Quote the listing below in full and exactly as written, but omit every picture.
== Dataset entries
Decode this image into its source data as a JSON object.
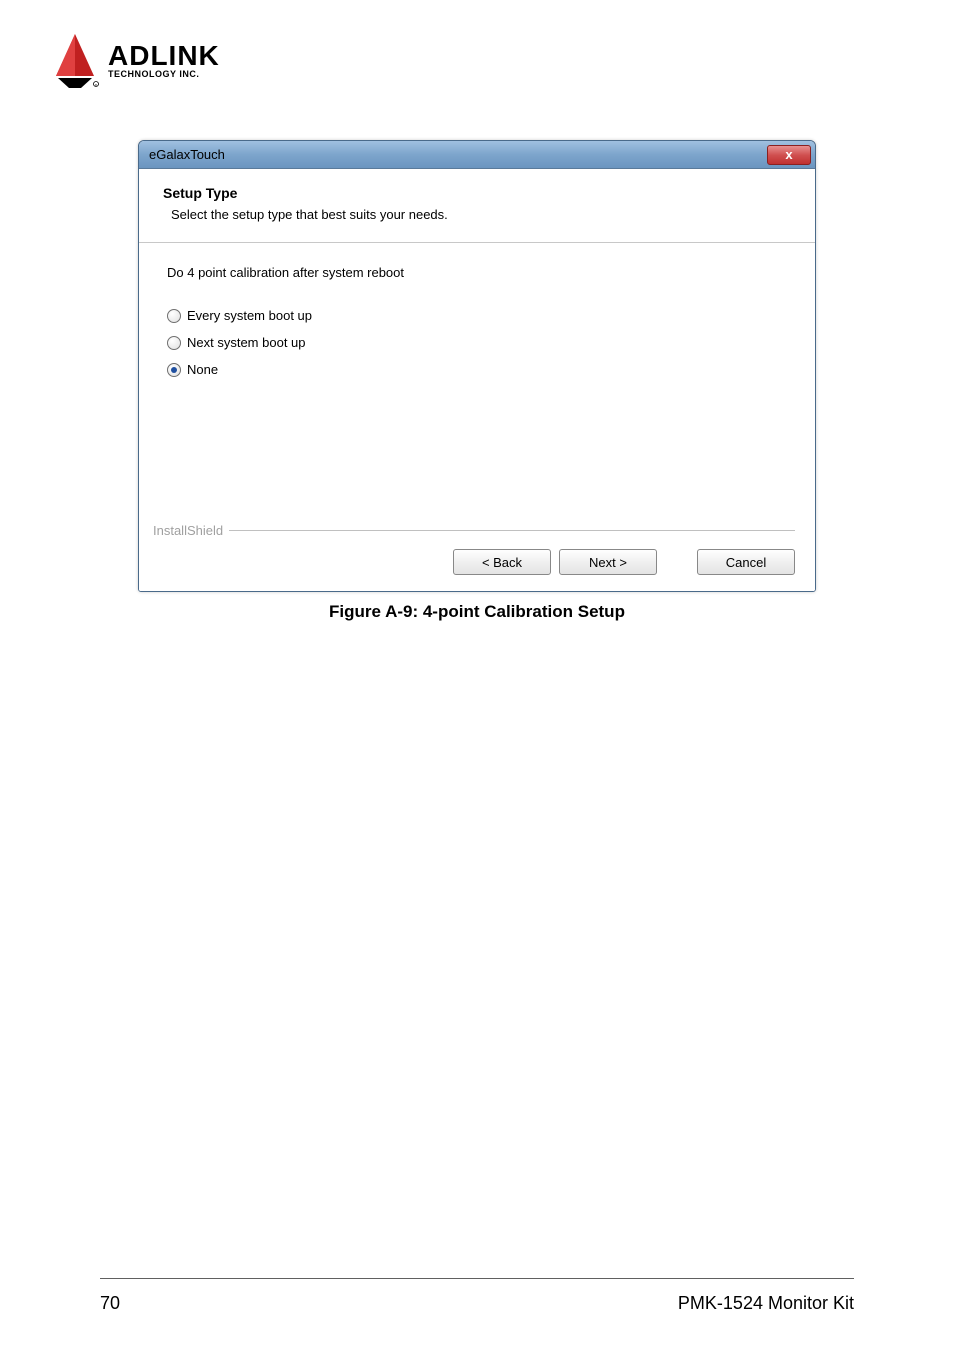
{
  "logo": {
    "main_text": "ADLINK",
    "sub_text": "TECHNOLOGY INC."
  },
  "dialog": {
    "window_title": "eGalaxTouch",
    "close_symbol": "x",
    "setup_title": "Setup Type",
    "setup_desc": "Select the setup type that best suits your needs.",
    "instruction": "Do 4 point calibration after system reboot",
    "radios": [
      {
        "label": "Every system boot up",
        "selected": false
      },
      {
        "label": "Next system boot up",
        "selected": false
      },
      {
        "label": "None",
        "selected": true
      }
    ],
    "installshield_label": "InstallShield",
    "buttons": {
      "back": "< Back",
      "next": "Next >",
      "cancel": "Cancel"
    }
  },
  "figure_caption": "Figure A-9: 4-point Calibration Setup",
  "footer": {
    "page_number": "70",
    "doc_title": "PMK-1524 Monitor Kit"
  }
}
====
> [Full solution]:
Decode this image into its source data as a JSON object.
{
  "logo": {
    "main_text": "ADLINK",
    "sub_text": "TECHNOLOGY INC."
  },
  "dialog": {
    "window_title": "eGalaxTouch",
    "close_symbol": "x",
    "setup_title": "Setup Type",
    "setup_desc": "Select the setup type that best suits your needs.",
    "instruction": "Do 4 point calibration after system reboot",
    "radios": [
      {
        "label": "Every system boot up",
        "selected": false
      },
      {
        "label": "Next system boot up",
        "selected": false
      },
      {
        "label": "None",
        "selected": true
      }
    ],
    "installshield_label": "InstallShield",
    "buttons": {
      "back": "< Back",
      "next": "Next >",
      "cancel": "Cancel"
    }
  },
  "figure_caption": "Figure A-9: 4-point Calibration Setup",
  "footer": {
    "page_number": "70",
    "doc_title": "PMK-1524 Monitor Kit"
  }
}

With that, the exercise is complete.